##### SOURCE TEXT #####


     Of those who decided to enter the fur trade business, many failed in their attempts to garner profits.  However, those with enough experience, ability, and luck were often able to make a decent living.  It must be kept in mind that this was a hard-scrabble business.  Acquiring furs and transporting them to eastern markets presented a logistical nightmare.  Moving pack trains of supplies into the mountains, and returning with bales of furs, was an incredible task.  The thousand-mile trek through inhospitable western plains, rugged mountain passes, and lands claimed by occasionally unfriendly American Indians often invited tragedy.

     Another important economic dynamic of the fur trade was the depletion of the beaver which resulted from over-harvesting.  It has long been a tradition to view the environment as if resources were unlimited, and many business-minded merchants and trappers were determined to extract any resource that was easily exploitable.  This attitude of short-term exploitation flourished during the fur trade and persisted after 1840, as the focus shifted from furs to minerals, timber, grass, land, and water.  Over trapping led to the virtual extermination of the beavers; their exhaustion and the simultaneous decline in the popularity of beaver fur hats, replaced by fashionable silk ones, brought an end to an era.

#####

WHAT THE TASK REQUIRES:
Decide whether each statement below agrees with the fur trade text above, answering yes or no and quoting the words of the text that settle it. 1. Most people who entered the fur trade business earned good profits. 2. The attitude of short-term exploitation continued after 1840. 3. Silk hats took the place of beaver fur hats in fashion.

##### EXTRACTED ENTRIES #####

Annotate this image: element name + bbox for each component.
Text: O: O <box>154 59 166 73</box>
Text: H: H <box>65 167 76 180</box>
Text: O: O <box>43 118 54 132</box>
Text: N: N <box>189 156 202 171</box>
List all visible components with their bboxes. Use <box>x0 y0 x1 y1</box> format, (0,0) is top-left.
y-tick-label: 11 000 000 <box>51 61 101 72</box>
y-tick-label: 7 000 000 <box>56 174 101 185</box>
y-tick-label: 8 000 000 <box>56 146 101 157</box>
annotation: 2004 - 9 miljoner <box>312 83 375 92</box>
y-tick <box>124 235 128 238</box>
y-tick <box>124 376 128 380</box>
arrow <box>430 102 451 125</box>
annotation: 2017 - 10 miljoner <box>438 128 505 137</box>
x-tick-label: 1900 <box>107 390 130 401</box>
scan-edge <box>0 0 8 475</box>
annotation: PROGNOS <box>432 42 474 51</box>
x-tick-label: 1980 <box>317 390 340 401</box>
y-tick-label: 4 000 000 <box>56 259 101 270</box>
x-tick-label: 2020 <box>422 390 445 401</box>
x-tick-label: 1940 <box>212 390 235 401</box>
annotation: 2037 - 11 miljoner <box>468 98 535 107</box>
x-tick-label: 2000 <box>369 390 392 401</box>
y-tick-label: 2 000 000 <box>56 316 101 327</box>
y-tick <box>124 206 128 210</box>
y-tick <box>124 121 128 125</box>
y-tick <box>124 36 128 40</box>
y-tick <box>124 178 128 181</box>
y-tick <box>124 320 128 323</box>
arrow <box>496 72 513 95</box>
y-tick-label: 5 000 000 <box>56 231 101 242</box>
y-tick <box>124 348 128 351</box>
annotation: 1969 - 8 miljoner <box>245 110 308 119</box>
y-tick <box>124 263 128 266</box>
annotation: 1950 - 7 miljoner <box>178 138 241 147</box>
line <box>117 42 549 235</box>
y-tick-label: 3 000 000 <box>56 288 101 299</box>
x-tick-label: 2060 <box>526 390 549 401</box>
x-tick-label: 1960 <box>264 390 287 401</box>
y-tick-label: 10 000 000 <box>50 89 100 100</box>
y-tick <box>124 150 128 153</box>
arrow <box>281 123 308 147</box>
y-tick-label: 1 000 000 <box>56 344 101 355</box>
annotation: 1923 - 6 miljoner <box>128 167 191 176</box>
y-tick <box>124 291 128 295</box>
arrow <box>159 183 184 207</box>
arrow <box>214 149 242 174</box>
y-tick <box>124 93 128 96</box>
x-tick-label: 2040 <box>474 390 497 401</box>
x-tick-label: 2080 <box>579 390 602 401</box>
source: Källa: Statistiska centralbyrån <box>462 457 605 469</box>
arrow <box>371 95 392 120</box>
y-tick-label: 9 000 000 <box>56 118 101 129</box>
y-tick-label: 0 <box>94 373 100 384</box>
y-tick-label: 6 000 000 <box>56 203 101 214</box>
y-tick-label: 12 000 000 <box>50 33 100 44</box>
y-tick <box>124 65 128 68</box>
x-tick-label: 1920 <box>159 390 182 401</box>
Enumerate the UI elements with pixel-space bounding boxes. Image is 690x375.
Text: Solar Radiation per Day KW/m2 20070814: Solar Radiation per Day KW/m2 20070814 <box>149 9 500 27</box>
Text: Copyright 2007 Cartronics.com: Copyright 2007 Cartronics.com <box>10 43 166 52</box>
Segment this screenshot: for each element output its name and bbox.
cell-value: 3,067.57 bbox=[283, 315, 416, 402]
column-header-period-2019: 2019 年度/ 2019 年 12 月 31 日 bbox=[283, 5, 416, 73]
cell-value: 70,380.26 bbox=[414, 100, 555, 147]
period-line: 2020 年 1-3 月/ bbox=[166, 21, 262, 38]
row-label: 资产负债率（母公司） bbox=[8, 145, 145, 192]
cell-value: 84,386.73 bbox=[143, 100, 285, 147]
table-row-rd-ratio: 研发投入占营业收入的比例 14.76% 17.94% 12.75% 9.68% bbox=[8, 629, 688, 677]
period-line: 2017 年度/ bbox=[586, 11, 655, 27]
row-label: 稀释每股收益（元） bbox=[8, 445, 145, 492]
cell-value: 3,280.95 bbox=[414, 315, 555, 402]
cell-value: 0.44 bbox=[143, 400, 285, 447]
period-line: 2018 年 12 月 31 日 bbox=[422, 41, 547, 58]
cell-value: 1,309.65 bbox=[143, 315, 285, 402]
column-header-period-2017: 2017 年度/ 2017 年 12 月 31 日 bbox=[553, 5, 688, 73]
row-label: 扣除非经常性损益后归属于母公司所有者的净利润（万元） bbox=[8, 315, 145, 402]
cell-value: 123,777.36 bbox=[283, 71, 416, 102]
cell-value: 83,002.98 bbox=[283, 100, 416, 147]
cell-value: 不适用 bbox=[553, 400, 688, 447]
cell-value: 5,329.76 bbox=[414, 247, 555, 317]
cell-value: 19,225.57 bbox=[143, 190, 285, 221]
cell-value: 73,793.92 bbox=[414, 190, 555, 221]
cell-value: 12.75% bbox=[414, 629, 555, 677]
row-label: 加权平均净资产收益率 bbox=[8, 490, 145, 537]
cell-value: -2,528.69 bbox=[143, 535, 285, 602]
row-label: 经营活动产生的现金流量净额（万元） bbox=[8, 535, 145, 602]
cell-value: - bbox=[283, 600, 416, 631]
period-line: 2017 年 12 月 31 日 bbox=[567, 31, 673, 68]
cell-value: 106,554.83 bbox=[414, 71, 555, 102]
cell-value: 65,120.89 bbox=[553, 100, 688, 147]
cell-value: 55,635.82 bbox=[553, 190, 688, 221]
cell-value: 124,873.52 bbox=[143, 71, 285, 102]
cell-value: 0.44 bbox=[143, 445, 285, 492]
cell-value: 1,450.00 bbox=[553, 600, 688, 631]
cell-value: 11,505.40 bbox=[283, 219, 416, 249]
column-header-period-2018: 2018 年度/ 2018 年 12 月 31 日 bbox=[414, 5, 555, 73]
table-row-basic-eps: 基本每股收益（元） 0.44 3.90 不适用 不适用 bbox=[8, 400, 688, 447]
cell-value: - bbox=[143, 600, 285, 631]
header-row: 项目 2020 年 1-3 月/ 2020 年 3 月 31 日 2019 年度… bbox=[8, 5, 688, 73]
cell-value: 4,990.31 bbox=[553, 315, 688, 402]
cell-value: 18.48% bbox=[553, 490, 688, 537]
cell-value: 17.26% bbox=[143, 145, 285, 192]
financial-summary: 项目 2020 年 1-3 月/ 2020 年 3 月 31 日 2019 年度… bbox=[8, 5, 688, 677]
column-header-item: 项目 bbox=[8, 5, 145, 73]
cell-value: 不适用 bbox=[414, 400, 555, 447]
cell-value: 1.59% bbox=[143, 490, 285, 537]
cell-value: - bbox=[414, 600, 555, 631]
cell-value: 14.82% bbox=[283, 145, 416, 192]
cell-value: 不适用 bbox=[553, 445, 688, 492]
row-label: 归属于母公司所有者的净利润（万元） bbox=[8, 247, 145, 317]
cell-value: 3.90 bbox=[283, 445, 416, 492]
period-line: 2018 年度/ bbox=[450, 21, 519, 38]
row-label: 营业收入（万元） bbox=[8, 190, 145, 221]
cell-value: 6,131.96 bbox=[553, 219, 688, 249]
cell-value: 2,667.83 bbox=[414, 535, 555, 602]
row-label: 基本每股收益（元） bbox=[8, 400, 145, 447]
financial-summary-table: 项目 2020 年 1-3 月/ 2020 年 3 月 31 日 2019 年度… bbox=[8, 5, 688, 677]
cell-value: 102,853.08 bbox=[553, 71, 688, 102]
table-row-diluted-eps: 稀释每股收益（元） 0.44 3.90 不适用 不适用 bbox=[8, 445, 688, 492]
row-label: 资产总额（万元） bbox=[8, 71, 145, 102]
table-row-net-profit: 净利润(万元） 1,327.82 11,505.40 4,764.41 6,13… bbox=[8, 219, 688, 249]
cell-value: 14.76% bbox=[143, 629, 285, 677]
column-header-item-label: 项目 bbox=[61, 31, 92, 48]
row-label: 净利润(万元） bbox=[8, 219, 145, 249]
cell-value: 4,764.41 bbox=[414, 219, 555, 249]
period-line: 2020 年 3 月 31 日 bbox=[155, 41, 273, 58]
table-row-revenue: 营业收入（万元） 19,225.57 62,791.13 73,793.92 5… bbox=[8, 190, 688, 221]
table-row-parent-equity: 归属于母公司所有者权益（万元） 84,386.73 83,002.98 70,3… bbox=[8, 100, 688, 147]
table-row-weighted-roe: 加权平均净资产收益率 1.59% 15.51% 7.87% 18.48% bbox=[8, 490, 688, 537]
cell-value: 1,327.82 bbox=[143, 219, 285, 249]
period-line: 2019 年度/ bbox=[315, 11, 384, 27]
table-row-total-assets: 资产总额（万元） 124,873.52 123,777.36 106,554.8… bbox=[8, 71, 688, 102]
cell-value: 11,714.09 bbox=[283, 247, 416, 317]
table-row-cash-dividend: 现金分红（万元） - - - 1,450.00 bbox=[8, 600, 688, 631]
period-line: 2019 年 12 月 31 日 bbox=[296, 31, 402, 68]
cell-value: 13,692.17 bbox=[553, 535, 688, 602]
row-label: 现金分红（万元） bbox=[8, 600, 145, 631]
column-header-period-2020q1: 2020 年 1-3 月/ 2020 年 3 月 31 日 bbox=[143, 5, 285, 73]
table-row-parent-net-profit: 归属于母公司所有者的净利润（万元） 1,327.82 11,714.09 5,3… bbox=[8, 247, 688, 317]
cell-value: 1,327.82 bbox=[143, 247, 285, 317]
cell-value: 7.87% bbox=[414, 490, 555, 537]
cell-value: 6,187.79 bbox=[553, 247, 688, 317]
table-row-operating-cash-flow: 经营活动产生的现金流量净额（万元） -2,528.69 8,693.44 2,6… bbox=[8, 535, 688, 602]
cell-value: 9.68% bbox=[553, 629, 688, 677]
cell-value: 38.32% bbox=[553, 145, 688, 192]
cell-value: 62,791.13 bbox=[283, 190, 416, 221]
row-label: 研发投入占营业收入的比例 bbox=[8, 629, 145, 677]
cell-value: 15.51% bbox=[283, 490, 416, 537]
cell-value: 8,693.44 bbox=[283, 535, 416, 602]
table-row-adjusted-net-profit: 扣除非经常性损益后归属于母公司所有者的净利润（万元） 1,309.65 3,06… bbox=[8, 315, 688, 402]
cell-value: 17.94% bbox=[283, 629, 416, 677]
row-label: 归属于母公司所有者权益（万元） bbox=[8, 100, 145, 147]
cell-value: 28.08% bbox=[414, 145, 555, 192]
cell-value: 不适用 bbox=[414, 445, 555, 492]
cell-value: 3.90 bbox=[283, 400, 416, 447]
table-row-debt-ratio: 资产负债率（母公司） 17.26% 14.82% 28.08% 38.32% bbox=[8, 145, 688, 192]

#####

FINISHED TASK:
1. No: "many failed in their attempts to garner profits."
2. Yes: "persisted after 1840"
3. Yes: "beaver fur hats, replaced by fashionable silk ones"